Drop the pictures, then extract the listing word for word.

━━━ DATASET ROWS

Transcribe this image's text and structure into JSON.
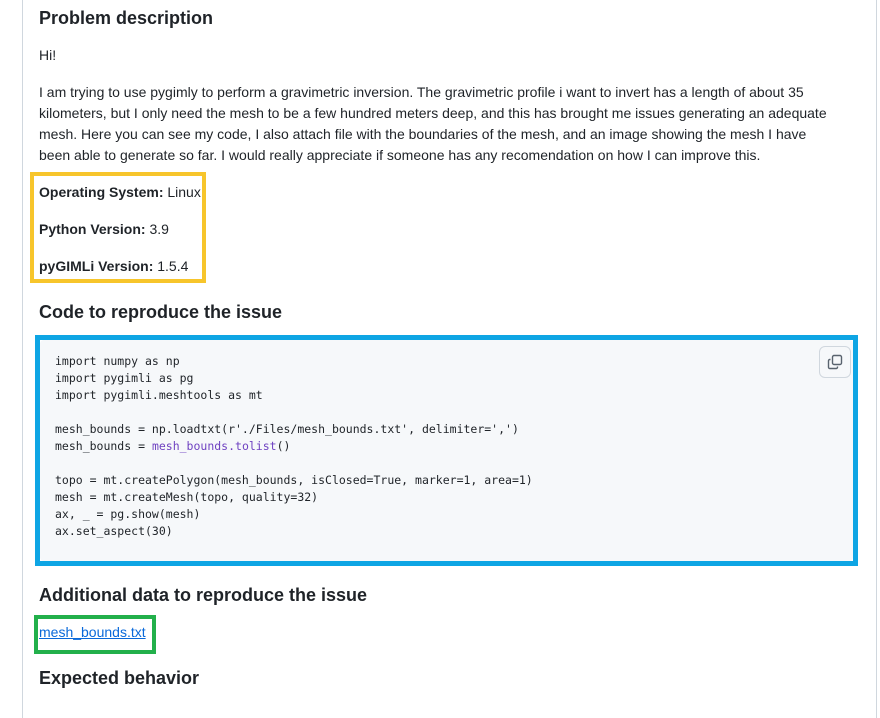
{
  "sections": {
    "problem_description": "Problem description",
    "code_heading": "Code to reproduce the issue",
    "additional_heading": "Additional data to reproduce the issue",
    "expected_heading": "Expected behavior"
  },
  "greeting": "Hi!",
  "body": "I am trying to use pygimly to perform a gravimetric inversion. The gravimetric profile i want to invert has a length of about 35 kilometers, but I only need the mesh to be a few hundred meters deep, and this has brought me issues generating an adequate mesh. Here you can see my code, I also attach file with the boundaries of the mesh, and an image showing the mesh I have been able to generate so far. I would really appreciate if someone has any recomendation on how I can improve this.",
  "env": {
    "os_label": "Operating System:",
    "os_value": " Linux",
    "python_label": "Python Version:",
    "python_value": " 3.9",
    "pygimli_label": "pyGIMLi Version:",
    "pygimli_value": " 1.5.4"
  },
  "code": {
    "l1": "import numpy as np",
    "l2": "import pygimli as pg",
    "l3": "import pygimli.meshtools as mt",
    "l4": "mesh_bounds = np.loadtxt(r'./Files/mesh_bounds.txt', delimiter=',')",
    "l5a": "mesh_bounds = ",
    "l5b": "mesh_bounds.tolist",
    "l5c": "()",
    "l6": "topo = mt.createPolygon(mesh_bounds, isClosed=True, marker=1, area=1)",
    "l7": "mesh = mt.createMesh(topo, quality=32)",
    "l8": "ax, _ = pg.show(mesh)",
    "l9": "ax.set_aspect(30)"
  },
  "attachment": "mesh_bounds.txt",
  "highlight_colors": {
    "yellow": "#f7c52b",
    "blue": "#0ea5e4",
    "green": "#22b04b"
  },
  "icons": {
    "copy": "copy-icon"
  }
}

━━━━━━

# COMPLETED TASK
Transcribe this image's text and structure into JSON.
{
  "sections": {
    "problem_description": "Problem description",
    "code_heading": "Code to reproduce the issue",
    "additional_heading": "Additional data to reproduce the issue",
    "expected_heading": "Expected behavior"
  },
  "greeting": "Hi!",
  "body": "I am trying to use pygimly to perform a gravimetric inversion. The gravimetric profile i want to invert has a length of about 35 kilometers, but I only need the mesh to be a few hundred meters deep, and this has brought me issues generating an adequate mesh. Here you can see my code, I also attach file with the boundaries of the mesh, and an image showing the mesh I have been able to generate so far. I would really appreciate if someone has any recomendation on how I can improve this.",
  "env": {
    "os_label": "Operating System:",
    "os_value": " Linux",
    "python_label": "Python Version:",
    "python_value": " 3.9",
    "pygimli_label": "pyGIMLi Version:",
    "pygimli_value": " 1.5.4"
  },
  "code": {
    "l1": "import numpy as np",
    "l2": "import pygimli as pg",
    "l3": "import pygimli.meshtools as mt",
    "l4": "mesh_bounds = np.loadtxt(r'./Files/mesh_bounds.txt', delimiter=',')",
    "l5a": "mesh_bounds = ",
    "l5b": "mesh_bounds.tolist",
    "l5c": "()",
    "l6": "topo = mt.createPolygon(mesh_bounds, isClosed=True, marker=1, area=1)",
    "l7": "mesh = mt.createMesh(topo, quality=32)",
    "l8": "ax, _ = pg.show(mesh)",
    "l9": "ax.set_aspect(30)"
  },
  "attachment": "mesh_bounds.txt",
  "highlight_colors": {
    "yellow": "#f7c52b",
    "blue": "#0ea5e4",
    "green": "#22b04b"
  },
  "icons": {
    "copy": "copy-icon"
  }
}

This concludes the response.